*Text extract*:
11:01 am - Canning 2009.5 - Tomatoes!
The same day that I picked up the pears from the Craigslist lady, I also went to a U-pick place to get tomatoes (Karam Farms down near Oregon City). They sent me out into the fields with two 5-gallon buckets and I picked "Early Girl" tomatoes. There were BILLIONS of tomatoes out there, but many of them were already very bruised or rotten, so the picking took a little while. Not too bad, though.

Two 5-gallon buckets of tomatoes turns out to be roughly 50 pounds of tomatoes. Saying "50 pounds of tomatoes" sounds way larger than they looked in their buckets... but 50 pounds of tomatoes is a CRAPLOAD of tomatoes to can.

I couldn't get to the tomatoes on pear-canning day, then I had to work all of Tuesday. Tomatoes got canned on Wednesday. They were slightly the worse for being stored for two days, but we put them down in our basement storage area (wrapped in garbage bags) and they came through ok.

Here's what I ended up canning:

1. Quartered tomatoes packed in juice: This recipe was taken from online and sort of combined with the recipe in my Ball canning book. Basically, the tomatoes were peeled by dipping into boiling water, then quartered and cored. About 1/6 of them were mashed in a pot and brought to a boil, then the rest of the quarters were added and boiled for 5 minutes. Then they were packed into jars. The recipe called for 10lbs of tomatoes (I started with about 11 because some of them had bad spots that I needed to cut off) and produced 4 pints of canned tomatoes.

2. Seasoned tomato sauce: This is from the Ball Complete Book of Preserving (pg 364), which my mother got me for my birthday. This was actually the first thing that I started because it needed to cook for so long. Tomatoes get washed and quartered, then a few go in the pot to start boiling and they get mashed. As they boil, other quartered tomatoes get added to the pot and they get cooked for about 2 hours (with onions and spices). Then, it all got ran through the food mill to separate out the skins and seeds. This worked quite well - better than anything else I've ever put through the food mill. After that, the sauce gets boiled some more and then packed into jars. This recipe also started with 10lbs of tomatoes and it made 5 pints of sauce.

*Exercise requirements*:
1. Answer these questions from the tomato-canning post, one line each:
(a) What variety of tomatoes was picked at the U-pick farm?
(b) Roughly how much did the two 5-gallon buckets of tomatoes weigh?
(c) How many pints did the seasoned tomato sauce recipe make?
2. Pick up the tomato-canning post after its final sentence and keep writing it.

*Dataset rows*:
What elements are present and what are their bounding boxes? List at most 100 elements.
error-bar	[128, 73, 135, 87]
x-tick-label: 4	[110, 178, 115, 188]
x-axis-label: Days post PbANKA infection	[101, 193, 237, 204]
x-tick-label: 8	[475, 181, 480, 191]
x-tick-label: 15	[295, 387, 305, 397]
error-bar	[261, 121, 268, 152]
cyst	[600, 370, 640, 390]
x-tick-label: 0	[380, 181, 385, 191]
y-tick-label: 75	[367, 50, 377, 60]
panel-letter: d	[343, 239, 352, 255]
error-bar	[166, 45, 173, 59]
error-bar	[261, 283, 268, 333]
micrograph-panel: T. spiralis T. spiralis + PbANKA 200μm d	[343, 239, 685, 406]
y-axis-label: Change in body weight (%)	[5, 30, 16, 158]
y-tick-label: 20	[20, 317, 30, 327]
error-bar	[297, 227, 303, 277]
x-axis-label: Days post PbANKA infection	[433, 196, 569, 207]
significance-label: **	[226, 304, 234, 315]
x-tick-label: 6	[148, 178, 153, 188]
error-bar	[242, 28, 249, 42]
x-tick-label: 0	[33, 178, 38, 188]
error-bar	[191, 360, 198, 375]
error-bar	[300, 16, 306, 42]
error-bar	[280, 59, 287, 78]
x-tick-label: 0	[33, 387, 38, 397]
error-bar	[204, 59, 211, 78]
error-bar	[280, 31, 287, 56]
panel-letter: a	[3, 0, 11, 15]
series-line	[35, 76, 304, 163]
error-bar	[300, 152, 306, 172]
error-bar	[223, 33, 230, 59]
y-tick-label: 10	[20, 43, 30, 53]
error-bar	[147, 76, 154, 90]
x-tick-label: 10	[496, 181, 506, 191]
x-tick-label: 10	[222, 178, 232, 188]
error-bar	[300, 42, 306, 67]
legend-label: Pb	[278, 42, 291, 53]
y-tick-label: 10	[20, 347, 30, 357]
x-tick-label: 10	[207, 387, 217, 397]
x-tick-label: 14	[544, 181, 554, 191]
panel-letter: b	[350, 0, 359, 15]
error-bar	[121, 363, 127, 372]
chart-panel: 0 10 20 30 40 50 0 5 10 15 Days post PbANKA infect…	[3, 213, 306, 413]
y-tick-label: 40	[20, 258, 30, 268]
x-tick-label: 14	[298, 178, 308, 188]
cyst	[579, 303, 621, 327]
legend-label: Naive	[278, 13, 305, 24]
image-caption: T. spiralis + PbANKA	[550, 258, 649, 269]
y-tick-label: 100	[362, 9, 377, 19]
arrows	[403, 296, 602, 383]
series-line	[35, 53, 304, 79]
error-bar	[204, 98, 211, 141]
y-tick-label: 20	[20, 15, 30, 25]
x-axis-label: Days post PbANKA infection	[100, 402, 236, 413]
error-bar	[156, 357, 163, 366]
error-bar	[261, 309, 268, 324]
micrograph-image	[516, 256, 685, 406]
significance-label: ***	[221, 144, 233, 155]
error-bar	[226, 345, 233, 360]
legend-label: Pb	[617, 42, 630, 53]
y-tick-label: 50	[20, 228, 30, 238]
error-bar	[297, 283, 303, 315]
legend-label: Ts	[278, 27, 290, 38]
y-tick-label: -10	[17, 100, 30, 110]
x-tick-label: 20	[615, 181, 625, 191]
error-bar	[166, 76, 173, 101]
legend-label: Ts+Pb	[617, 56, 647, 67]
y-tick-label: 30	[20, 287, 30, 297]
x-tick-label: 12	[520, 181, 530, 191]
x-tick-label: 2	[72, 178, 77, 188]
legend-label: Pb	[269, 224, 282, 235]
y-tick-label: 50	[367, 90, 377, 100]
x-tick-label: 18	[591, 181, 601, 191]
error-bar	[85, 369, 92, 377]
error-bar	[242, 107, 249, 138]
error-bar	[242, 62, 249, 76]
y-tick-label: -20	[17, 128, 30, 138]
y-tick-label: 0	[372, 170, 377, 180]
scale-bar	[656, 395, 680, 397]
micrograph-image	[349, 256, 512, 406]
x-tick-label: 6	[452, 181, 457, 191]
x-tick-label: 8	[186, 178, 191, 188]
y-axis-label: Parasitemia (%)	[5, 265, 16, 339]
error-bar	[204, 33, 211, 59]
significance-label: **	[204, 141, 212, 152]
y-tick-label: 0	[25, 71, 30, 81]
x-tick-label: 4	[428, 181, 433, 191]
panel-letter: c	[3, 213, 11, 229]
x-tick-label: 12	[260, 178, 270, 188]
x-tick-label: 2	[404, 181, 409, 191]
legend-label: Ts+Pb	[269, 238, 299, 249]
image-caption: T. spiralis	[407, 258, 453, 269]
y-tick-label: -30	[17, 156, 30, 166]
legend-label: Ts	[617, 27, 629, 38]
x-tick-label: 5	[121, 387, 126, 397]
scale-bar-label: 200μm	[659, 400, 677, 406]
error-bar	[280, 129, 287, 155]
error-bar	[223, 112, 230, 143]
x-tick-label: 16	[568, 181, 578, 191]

...

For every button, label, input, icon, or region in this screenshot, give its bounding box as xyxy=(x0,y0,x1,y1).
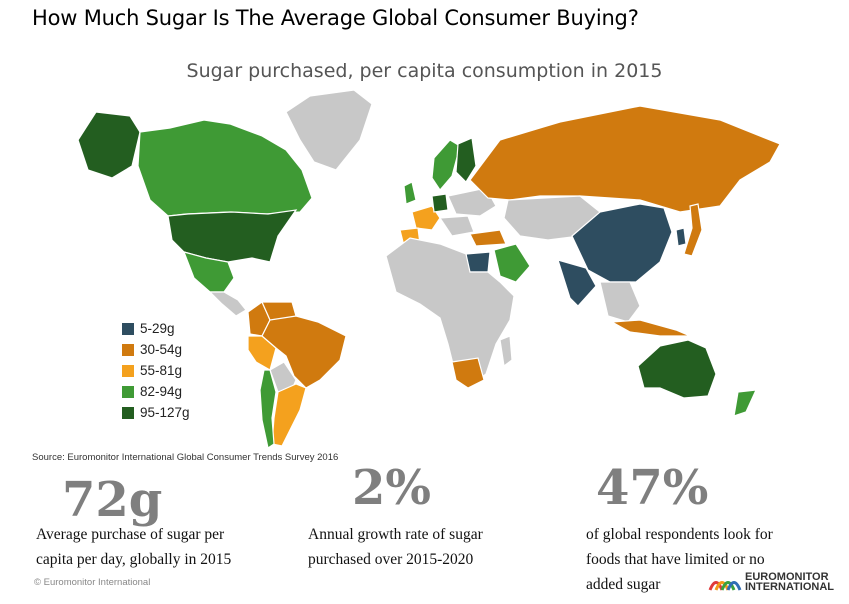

*Results for the exercise*:
1.
(a) "Early Girl" tomatoes
(b) Roughly 50 pounds
(c) 5 pints

2.
3. Herbed seasoned tomatoes: Also from the Ball Complete Book, this is basically the same recipe as the first one, except that spices were added to each jar. The tomatoes have floated to the tops of their jars and all the spices are sitting on top of the tomatoes. It's fairly funny-looking, but will hopefully be tasty. I started with 36 tomatoes (or maybe 38, rounding up) and made 6 pints.

4. Tomato-basil sauce: From my Ball Blue Book of Preserving. Onions and garlic are sauteed, then washed quartered tomatoes get added to the pot. This is all boiled for about 20 minutes, then run through the food mill. After that, I added about 1/4 cup of frozen basil. We had gotten the basil from our CSA and weren't going to eat it all, so I ran it through the food processor and then froze it in roughly tablespoon servings. I think I may have overshot the basil on this recipe because I was supposed to be making a half a recipe, but added the whole amount of basil. It tasted ok when I sampled it, though. Half a recipe starts with 10lbs of tomatoes and produced 5 pints. I think that I didn't boil this down enough because it looks pretty thin in the jars, but I figure that I can always boil it down some more when we eat it.

5. Basic tomato sauce: From the Complete Book of Preserving (pg 262). At this point in the evening, I was tired of working with tomatoes. I took the rest of them, washed them and quartered them and boiled them until they were soft. Then they went through the food mill and were boiled until I was tired of boiling them and they were thicker (it's still a fairly thin sauce). This started with probably slightly less than 20lb of tomatoes, but I didn't weigh them. It was just all the ones that were left. It ended up making 3 quart jars and 1 pint jar worth of plain sauce.

Something to note is that you have to add 1 tbsp of lemon juice to all the jars (2 to quart jars), which uses up WAY more lemon juice than I had originally anticipated. I don't know that I've used as much lemon juice in my entire life as I did canning these tomatoes.

According to the U-pick lady, they will have tomatoes in season until probably close to the end of October. That means that I can make another try at canning tomatoes with a different type.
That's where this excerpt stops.